Your instructions. Repeat the listing word for word. No pictures belong in the copy.

Raw records.

^^^^^^^^^^^^^^^^

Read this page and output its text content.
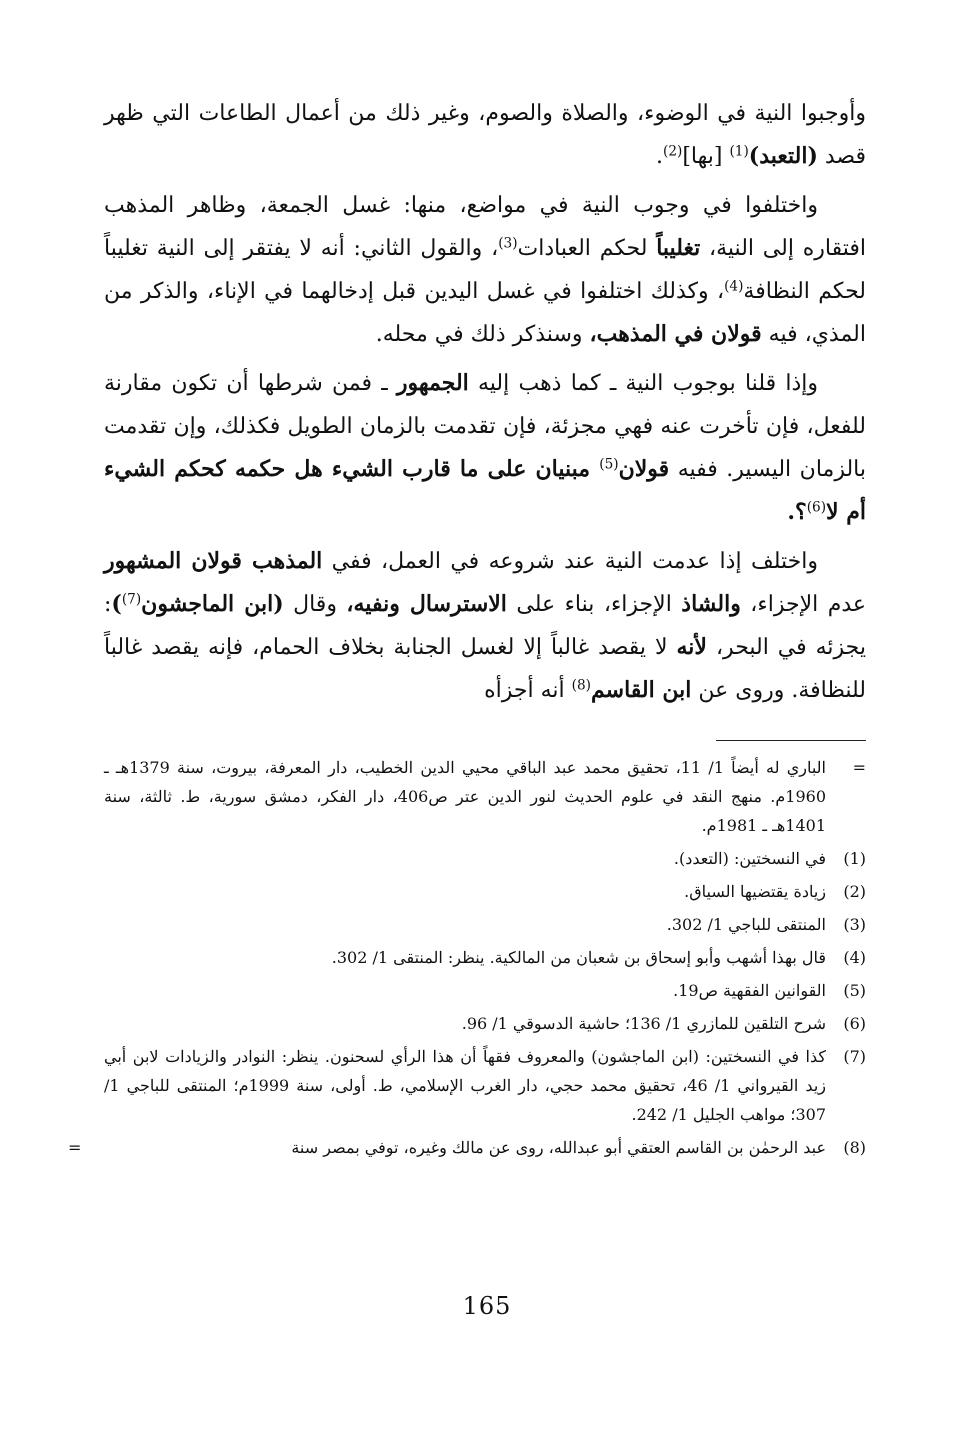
وأوجبوا النية في الوضوء، والصلاة والصوم، وغير ذلك من أعمال الطاعات التي ظهر قصد (التعبد)$^{(1)}$ [بها]$^{(2)}$.

واختلفوا في وجوب النية في مواضع، منها: غسل الجمعة، وظاهر المذهب افتقاره إلى النية، تغليباً لحكم العبادات$^{(3)}$، والقول الثاني: أنه لا يفتقر إلى النية تغليباً لحكم النظافة$^{(4)}$، وكذلك اختلفوا في غسل اليدين قبل إدخالهما في الإناء، والذكر من المذي، فيه قولان في المذهب، وسنذكر ذلك في محله.

وإذا قلنا بوجوب النية ـ كما ذهب إليه الجمهور ـ فمن شرطها أن تكون مقارنة للفعل، فإن تأخرت عنه فهي مجزئة، فإن تقدمت بالزمان الطويل فكذلك، وإن تقدمت بالزمان اليسير. ففيه قولان$^{(5)}$ مبنيان على ما قارب الشيء هل حكمه كحكم الشيء أم لا$^{(6)}$؟.

واختلف إذا عدمت النية عند شروعه في العمل، ففي المذهب قولان المشهور عدم الإجزاء، والشاذ الإجزاء، بناء على الاسترسال ونفيه، وقال (ابن الماجشون$^{(7)}$): يجزئه في البحر، لأنه لا يقصد غالباً إلا لغسل الجنابة بخلاف الحمام، فإنه يقصد غالباً للنظافة. وروى عن ابن القاسم$^{(8)}$ أنه أجزأه

=
الباري له أيضاً 1/ 11، تحقيق محمد عبد الباقي محيي الدين الخطيب، دار المعرفة، بيروت، سنة 1379هـ ـ 1960م. منهج النقد في علوم الحديث لنور الدين عتر ص406، دار الفكر، دمشق سورية، ط. ثالثة، سنة 1401هـ ـ 1981م.
(1)
في النسختين: (التعدد).
(2)
زيادة يقتضيها السياق.
(3)
المنتقى للباجي 1/ 302.
(4)
قال بهذا أشهب وأبو إسحاق بن شعبان من المالكية. ينظر: المنتقى 1/ 302.
(5)
القوانين الفقهية ص19.
(6)
شرح التلقين للمازري 1/ 136؛ حاشية الدسوقي 1/ 96.
(7)
كذا في النسختين: (ابن الماجشون) والمعروف فقهاً أن هذا الرأي لسحنون. ينظر: النوادر والزيادات لابن أبي زيد القيرواني 1/ 46، تحقيق محمد حجي، دار الغرب الإسلامي، ط. أولى، سنة 1999م؛ المنتقى للباجي 1/ 307؛ مواهب الجليل 1/ 242.
(8)
عبد الرحمٰن بن القاسم العتقي أبو عبدالله، روى عن مالك وغيره، توفي بمصر سنة
=
165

^^^^^^^^^^^^^^^^

Solved problem.
Read this page and output its text content.
وأوجبوا النية في الوضوء، والصلاة والصوم، وغير ذلك من أعمال الطاعات التي ظهر قصد (التعبد)$^{(1)}$ [بها]$^{(2)}$.

واختلفوا في وجوب النية في مواضع، منها: غسل الجمعة، وظاهر المذهب افتقاره إلى النية، تغليباً لحكم العبادات$^{(3)}$، والقول الثاني: أنه لا يفتقر إلى النية تغليباً لحكم النظافة$^{(4)}$، وكذلك اختلفوا في غسل اليدين قبل إدخالهما في الإناء، والذكر من المذي، فيه قولان في المذهب، وسنذكر ذلك في محله.

وإذا قلنا بوجوب النية ـ كما ذهب إليه الجمهور ـ فمن شرطها أن تكون مقارنة للفعل، فإن تأخرت عنه فهي مجزئة، فإن تقدمت بالزمان الطويل فكذلك، وإن تقدمت بالزمان اليسير. ففيه قولان$^{(5)}$ مبنيان على ما قارب الشيء هل حكمه كحكم الشيء أم لا$^{(6)}$؟.

واختلف إذا عدمت النية عند شروعه في العمل، ففي المذهب قولان المشهور عدم الإجزاء، والشاذ الإجزاء، بناء على الاسترسال ونفيه، وقال (ابن الماجشون$^{(7)}$): يجزئه في البحر، لأنه لا يقصد غالباً إلا لغسل الجنابة بخلاف الحمام، فإنه يقصد غالباً للنظافة. وروى عن ابن القاسم$^{(8)}$ أنه أجزأه

=
الباري له أيضاً 1/ 11، تحقيق محمد عبد الباقي محيي الدين الخطيب، دار المعرفة، بيروت، سنة 1379هـ ـ 1960م. منهج النقد في علوم الحديث لنور الدين عتر ص406، دار الفكر، دمشق سورية، ط. ثالثة، سنة 1401هـ ـ 1981م.
(1)
في النسختين: (التعدد).
(2)
زيادة يقتضيها السياق.
(3)
المنتقى للباجي 1/ 302.
(4)
قال بهذا أشهب وأبو إسحاق بن شعبان من المالكية. ينظر: المنتقى 1/ 302.
(5)
القوانين الفقهية ص19.
(6)
شرح التلقين للمازري 1/ 136؛ حاشية الدسوقي 1/ 96.
(7)
كذا في النسختين: (ابن الماجشون) والمعروف فقهاً أن هذا الرأي لسحنون. ينظر: النوادر والزيادات لابن أبي زيد القيرواني 1/ 46، تحقيق محمد حجي، دار الغرب الإسلامي، ط. أولى، سنة 1999م؛ المنتقى للباجي 1/ 307؛ مواهب الجليل 1/ 242.
(8)
عبد الرحمٰن بن القاسم العتقي أبو عبدالله، روى عن مالك وغيره، توفي بمصر سنة
=
165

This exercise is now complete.